» Required task
Repeat the full listing below verbatim and keep the images out.

» Extracted data
━━━━━━━━━━━━━━━━━━━━━━━━━━━━━━

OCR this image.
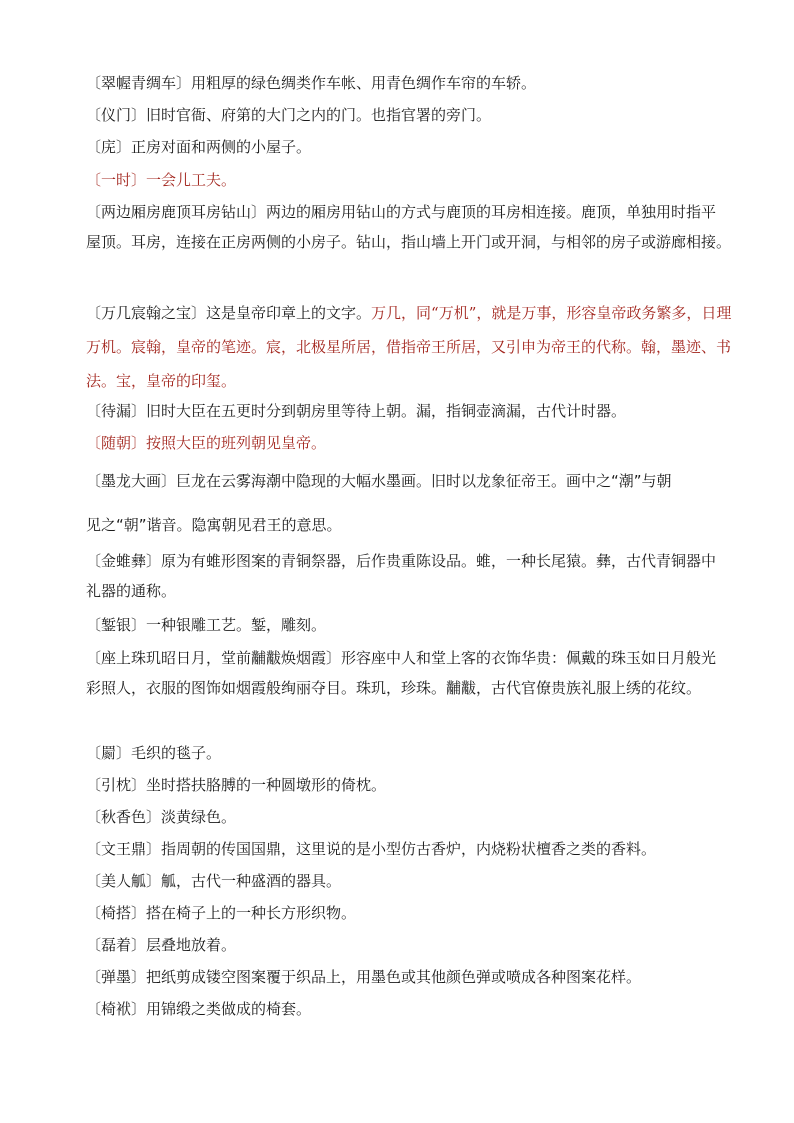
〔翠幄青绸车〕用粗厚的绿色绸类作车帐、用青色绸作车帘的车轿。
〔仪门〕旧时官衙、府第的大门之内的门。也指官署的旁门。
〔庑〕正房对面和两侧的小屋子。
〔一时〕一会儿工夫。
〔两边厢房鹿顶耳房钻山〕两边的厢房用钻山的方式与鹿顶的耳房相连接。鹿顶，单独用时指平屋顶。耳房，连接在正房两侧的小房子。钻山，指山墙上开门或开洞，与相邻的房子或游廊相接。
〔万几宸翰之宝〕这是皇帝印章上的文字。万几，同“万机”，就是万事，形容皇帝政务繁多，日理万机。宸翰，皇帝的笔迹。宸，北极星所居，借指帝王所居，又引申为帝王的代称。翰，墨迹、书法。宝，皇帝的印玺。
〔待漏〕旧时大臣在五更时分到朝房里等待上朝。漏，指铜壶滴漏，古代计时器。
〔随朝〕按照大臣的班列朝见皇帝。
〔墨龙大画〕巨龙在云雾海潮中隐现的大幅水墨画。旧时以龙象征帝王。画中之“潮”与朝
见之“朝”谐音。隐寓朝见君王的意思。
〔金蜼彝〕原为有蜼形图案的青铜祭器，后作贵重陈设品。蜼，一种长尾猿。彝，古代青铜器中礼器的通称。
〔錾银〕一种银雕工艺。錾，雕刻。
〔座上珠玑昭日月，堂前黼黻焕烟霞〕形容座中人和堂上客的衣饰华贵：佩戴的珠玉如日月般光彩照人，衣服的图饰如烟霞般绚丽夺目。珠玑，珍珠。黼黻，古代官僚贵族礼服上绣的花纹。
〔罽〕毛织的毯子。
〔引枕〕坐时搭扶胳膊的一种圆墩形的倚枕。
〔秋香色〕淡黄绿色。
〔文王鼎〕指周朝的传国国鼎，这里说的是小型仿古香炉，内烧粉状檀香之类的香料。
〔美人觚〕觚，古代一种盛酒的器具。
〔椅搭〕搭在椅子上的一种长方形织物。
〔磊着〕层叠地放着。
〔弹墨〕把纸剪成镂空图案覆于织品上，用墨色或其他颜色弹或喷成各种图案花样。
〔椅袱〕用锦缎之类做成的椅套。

━━━━━━━━━━━━━━━━━━━━━━━━━━━━━━

» Task answer
OCR this image.
〔翠幄青绸车〕用粗厚的绿色绸类作车帐、用青色绸作车帘的车轿。
〔仪门〕旧时官衙、府第的大门之内的门。也指官署的旁门。
〔庑〕正房对面和两侧的小屋子。
〔一时〕一会儿工夫。
〔两边厢房鹿顶耳房钻山〕两边的厢房用钻山的方式与鹿顶的耳房相连接。鹿顶，单独用时指平屋顶。耳房，连接在正房两侧的小房子。钻山，指山墙上开门或开洞，与相邻的房子或游廊相接。
〔万几宸翰之宝〕这是皇帝印章上的文字。万几，同“万机”，就是万事，形容皇帝政务繁多，日理万机。宸翰，皇帝的笔迹。宸，北极星所居，借指帝王所居，又引申为帝王的代称。翰，墨迹、书法。宝，皇帝的印玺。
〔待漏〕旧时大臣在五更时分到朝房里等待上朝。漏，指铜壶滴漏，古代计时器。
〔随朝〕按照大臣的班列朝见皇帝。
〔墨龙大画〕巨龙在云雾海潮中隐现的大幅水墨画。旧时以龙象征帝王。画中之“潮”与朝
见之“朝”谐音。隐寓朝见君王的意思。
〔金蜼彝〕原为有蜼形图案的青铜祭器，后作贵重陈设品。蜼，一种长尾猿。彝，古代青铜器中礼器的通称。
〔錾银〕一种银雕工艺。錾，雕刻。
〔座上珠玑昭日月，堂前黼黻焕烟霞〕形容座中人和堂上客的衣饰华贵：佩戴的珠玉如日月般光彩照人，衣服的图饰如烟霞般绚丽夺目。珠玑，珍珠。黼黻，古代官僚贵族礼服上绣的花纹。
〔罽〕毛织的毯子。
〔引枕〕坐时搭扶胳膊的一种圆墩形的倚枕。
〔秋香色〕淡黄绿色。
〔文王鼎〕指周朝的传国国鼎，这里说的是小型仿古香炉，内烧粉状檀香之类的香料。
〔美人觚〕觚，古代一种盛酒的器具。
〔椅搭〕搭在椅子上的一种长方形织物。
〔磊着〕层叠地放着。
〔弹墨〕把纸剪成镂空图案覆于织品上，用墨色或其他颜色弹或喷成各种图案花样。
〔椅袱〕用锦缎之类做成的椅套。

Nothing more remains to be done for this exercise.